GIVEN EXERCISE -> Identify the lines that contain the string "color", then copy each of them.

━━━━━━━━━━━━━━━━━━━━

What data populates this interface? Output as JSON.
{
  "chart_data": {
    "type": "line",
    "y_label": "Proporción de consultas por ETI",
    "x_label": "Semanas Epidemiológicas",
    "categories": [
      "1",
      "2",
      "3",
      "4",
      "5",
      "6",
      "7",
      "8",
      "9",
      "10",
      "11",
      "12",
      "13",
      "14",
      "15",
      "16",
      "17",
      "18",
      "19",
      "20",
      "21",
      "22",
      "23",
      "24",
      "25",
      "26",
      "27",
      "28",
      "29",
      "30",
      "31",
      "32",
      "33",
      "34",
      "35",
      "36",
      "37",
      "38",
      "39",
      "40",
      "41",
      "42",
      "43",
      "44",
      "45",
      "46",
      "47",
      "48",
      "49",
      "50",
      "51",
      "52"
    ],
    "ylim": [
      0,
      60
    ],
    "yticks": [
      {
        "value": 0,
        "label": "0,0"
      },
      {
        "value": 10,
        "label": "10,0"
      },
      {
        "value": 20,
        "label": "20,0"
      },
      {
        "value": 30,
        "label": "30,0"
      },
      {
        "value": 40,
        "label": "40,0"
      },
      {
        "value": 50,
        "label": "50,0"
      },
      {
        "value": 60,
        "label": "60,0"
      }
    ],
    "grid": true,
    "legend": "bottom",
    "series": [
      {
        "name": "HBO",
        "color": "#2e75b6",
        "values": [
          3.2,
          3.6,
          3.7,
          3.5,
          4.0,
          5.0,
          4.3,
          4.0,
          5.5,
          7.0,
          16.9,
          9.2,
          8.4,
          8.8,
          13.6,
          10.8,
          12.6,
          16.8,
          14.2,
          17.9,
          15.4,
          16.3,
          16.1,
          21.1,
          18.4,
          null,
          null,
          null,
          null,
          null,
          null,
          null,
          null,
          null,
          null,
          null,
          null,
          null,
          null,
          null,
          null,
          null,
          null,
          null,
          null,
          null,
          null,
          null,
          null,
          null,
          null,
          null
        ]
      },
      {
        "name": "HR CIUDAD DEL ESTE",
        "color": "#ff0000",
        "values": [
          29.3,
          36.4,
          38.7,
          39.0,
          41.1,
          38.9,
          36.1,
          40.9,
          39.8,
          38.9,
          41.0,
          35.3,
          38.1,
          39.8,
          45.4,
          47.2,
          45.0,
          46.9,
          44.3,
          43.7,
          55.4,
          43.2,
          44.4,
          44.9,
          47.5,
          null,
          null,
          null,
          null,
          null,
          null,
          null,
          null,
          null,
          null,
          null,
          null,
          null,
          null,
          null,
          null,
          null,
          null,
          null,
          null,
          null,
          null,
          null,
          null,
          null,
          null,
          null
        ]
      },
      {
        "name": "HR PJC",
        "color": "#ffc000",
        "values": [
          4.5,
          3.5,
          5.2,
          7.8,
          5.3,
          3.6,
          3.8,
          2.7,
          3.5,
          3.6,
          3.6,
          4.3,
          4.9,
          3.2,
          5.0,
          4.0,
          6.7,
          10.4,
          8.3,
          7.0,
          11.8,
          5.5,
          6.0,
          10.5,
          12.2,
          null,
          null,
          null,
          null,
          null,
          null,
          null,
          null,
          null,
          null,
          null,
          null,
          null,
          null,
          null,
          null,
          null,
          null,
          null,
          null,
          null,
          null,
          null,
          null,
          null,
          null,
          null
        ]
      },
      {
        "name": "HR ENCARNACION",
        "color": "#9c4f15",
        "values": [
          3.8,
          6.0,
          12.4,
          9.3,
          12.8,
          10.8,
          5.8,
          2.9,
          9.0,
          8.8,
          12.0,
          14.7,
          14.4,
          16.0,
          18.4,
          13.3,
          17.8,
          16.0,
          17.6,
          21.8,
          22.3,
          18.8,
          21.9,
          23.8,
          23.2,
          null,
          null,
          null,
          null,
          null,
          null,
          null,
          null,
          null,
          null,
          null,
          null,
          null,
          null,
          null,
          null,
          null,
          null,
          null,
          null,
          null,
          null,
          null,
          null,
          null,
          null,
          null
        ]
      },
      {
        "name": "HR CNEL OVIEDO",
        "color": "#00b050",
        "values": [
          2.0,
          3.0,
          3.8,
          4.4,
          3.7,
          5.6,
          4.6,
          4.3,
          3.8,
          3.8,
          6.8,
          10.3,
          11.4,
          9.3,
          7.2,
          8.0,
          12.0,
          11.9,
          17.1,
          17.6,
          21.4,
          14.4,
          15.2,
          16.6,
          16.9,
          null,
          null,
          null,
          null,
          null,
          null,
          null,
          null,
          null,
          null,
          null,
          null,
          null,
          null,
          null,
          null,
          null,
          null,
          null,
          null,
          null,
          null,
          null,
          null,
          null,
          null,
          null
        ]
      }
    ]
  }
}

━━━━━━━━━━━━━━━━━━━━

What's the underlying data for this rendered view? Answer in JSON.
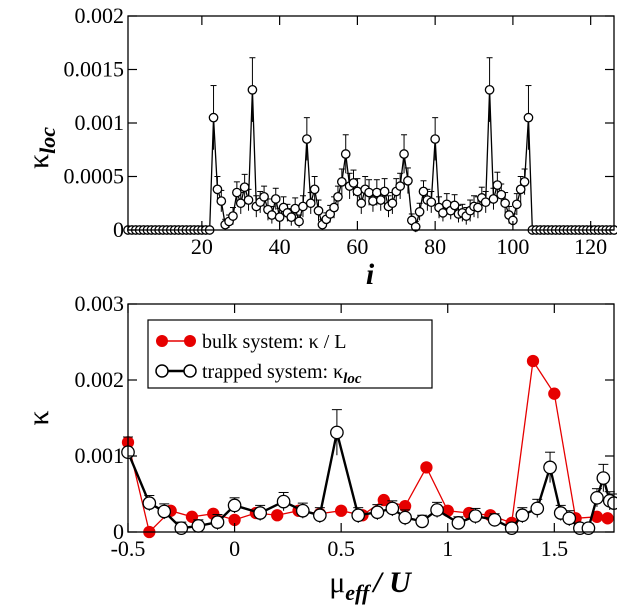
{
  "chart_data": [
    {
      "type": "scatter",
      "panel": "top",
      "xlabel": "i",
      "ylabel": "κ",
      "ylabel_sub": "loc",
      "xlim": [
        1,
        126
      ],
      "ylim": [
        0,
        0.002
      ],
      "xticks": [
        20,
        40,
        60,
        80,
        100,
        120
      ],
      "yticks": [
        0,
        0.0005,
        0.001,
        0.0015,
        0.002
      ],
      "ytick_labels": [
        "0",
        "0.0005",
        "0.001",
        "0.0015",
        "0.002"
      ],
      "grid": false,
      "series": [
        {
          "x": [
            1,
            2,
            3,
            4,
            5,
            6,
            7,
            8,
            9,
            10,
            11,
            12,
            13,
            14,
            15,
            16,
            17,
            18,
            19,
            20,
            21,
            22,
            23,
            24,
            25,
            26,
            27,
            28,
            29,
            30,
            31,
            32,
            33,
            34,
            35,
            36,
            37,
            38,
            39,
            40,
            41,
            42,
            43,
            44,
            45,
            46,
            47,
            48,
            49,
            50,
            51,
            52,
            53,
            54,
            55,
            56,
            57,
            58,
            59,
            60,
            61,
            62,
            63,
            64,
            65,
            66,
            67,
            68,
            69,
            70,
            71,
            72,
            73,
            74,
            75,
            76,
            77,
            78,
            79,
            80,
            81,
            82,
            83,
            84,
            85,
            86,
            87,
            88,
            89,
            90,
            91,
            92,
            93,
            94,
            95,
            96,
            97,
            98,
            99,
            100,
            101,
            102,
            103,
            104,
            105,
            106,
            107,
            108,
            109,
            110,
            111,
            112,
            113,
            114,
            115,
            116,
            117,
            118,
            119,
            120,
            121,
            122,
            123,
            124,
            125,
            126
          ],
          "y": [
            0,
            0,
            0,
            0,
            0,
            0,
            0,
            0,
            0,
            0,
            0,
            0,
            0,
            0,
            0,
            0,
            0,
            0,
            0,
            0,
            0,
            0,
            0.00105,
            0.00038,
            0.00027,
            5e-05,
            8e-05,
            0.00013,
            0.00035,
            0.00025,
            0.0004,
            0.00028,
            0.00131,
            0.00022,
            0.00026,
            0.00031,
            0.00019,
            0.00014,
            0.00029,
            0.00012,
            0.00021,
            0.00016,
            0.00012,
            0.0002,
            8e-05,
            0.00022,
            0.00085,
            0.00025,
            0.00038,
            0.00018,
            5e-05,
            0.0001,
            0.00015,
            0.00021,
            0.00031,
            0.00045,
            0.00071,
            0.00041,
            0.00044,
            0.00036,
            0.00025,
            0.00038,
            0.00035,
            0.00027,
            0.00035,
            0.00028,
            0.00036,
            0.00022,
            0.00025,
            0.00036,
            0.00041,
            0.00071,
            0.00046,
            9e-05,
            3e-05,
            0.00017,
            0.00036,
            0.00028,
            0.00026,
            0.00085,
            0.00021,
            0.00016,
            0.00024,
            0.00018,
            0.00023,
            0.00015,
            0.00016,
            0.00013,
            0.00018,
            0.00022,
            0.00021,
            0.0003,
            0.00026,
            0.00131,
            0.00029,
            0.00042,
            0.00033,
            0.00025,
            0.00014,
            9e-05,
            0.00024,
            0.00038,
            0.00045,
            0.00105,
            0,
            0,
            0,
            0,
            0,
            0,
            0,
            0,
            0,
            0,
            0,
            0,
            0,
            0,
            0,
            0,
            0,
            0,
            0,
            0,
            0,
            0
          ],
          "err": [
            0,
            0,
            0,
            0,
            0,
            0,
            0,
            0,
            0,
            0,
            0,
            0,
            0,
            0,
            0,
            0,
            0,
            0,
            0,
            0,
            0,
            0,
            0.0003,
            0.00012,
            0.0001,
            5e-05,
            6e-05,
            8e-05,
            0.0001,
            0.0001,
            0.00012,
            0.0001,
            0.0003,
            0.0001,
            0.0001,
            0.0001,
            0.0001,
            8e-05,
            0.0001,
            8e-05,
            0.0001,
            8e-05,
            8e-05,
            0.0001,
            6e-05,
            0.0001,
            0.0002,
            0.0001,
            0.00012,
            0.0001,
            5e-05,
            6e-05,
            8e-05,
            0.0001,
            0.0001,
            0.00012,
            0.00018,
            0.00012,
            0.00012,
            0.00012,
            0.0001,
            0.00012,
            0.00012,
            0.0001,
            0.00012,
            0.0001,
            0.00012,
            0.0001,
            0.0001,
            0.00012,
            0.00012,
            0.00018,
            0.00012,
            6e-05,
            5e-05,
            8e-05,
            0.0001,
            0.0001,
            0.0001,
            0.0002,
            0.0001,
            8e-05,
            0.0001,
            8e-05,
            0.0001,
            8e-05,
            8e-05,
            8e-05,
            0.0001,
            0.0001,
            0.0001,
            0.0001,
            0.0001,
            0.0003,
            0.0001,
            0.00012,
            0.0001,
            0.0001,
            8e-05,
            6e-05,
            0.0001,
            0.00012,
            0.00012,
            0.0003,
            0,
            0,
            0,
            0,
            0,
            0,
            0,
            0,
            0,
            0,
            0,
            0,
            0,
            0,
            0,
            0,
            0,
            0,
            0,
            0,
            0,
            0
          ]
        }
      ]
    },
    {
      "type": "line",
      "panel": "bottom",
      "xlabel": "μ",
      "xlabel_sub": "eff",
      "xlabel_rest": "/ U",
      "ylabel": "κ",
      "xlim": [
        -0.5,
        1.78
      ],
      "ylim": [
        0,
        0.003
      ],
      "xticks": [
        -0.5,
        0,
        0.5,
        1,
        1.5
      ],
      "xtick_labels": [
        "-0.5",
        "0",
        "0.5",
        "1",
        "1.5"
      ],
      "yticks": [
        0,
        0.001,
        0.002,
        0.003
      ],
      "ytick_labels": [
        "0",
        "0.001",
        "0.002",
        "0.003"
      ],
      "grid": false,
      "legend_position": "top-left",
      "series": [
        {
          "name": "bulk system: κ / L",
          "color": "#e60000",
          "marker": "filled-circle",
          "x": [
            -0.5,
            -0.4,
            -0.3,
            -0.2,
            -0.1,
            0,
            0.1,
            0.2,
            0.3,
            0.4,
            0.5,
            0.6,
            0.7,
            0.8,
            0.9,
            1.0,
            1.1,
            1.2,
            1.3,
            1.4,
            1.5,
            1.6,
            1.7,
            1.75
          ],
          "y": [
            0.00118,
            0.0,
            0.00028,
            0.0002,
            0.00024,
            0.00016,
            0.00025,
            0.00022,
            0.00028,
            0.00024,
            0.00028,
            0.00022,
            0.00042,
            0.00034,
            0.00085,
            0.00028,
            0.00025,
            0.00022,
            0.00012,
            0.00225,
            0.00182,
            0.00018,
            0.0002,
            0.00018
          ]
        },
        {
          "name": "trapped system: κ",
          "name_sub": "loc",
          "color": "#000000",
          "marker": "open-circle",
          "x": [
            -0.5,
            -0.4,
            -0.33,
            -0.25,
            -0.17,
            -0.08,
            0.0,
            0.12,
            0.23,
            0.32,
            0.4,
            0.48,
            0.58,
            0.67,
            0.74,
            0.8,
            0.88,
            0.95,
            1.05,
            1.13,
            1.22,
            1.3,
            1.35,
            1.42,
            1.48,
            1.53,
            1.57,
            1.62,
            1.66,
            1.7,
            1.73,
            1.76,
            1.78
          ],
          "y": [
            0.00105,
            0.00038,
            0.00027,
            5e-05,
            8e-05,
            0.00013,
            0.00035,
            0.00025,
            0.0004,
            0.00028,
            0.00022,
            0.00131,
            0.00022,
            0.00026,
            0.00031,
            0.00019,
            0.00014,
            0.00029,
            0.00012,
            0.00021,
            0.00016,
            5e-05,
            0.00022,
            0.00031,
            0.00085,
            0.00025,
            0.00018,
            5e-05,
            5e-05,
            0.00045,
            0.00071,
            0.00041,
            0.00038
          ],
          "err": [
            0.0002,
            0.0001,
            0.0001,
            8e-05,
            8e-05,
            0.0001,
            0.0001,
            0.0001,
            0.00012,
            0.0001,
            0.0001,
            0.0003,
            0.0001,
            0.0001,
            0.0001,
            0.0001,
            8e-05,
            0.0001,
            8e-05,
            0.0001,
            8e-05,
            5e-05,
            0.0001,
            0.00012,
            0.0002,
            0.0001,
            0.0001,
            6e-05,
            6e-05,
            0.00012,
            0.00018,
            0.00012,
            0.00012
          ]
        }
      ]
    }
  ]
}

━━━━━━━━━━━━━━━━━━━━

ANSWER TO THIS PROBLEM ->
        "color": "#2e75b6",
        "color": "#ff0000",
        "color": "#ffc000",
        "color": "#9c4f15",
        "color": "#00b050",
          "color": "#e60000",
          "color": "#000000",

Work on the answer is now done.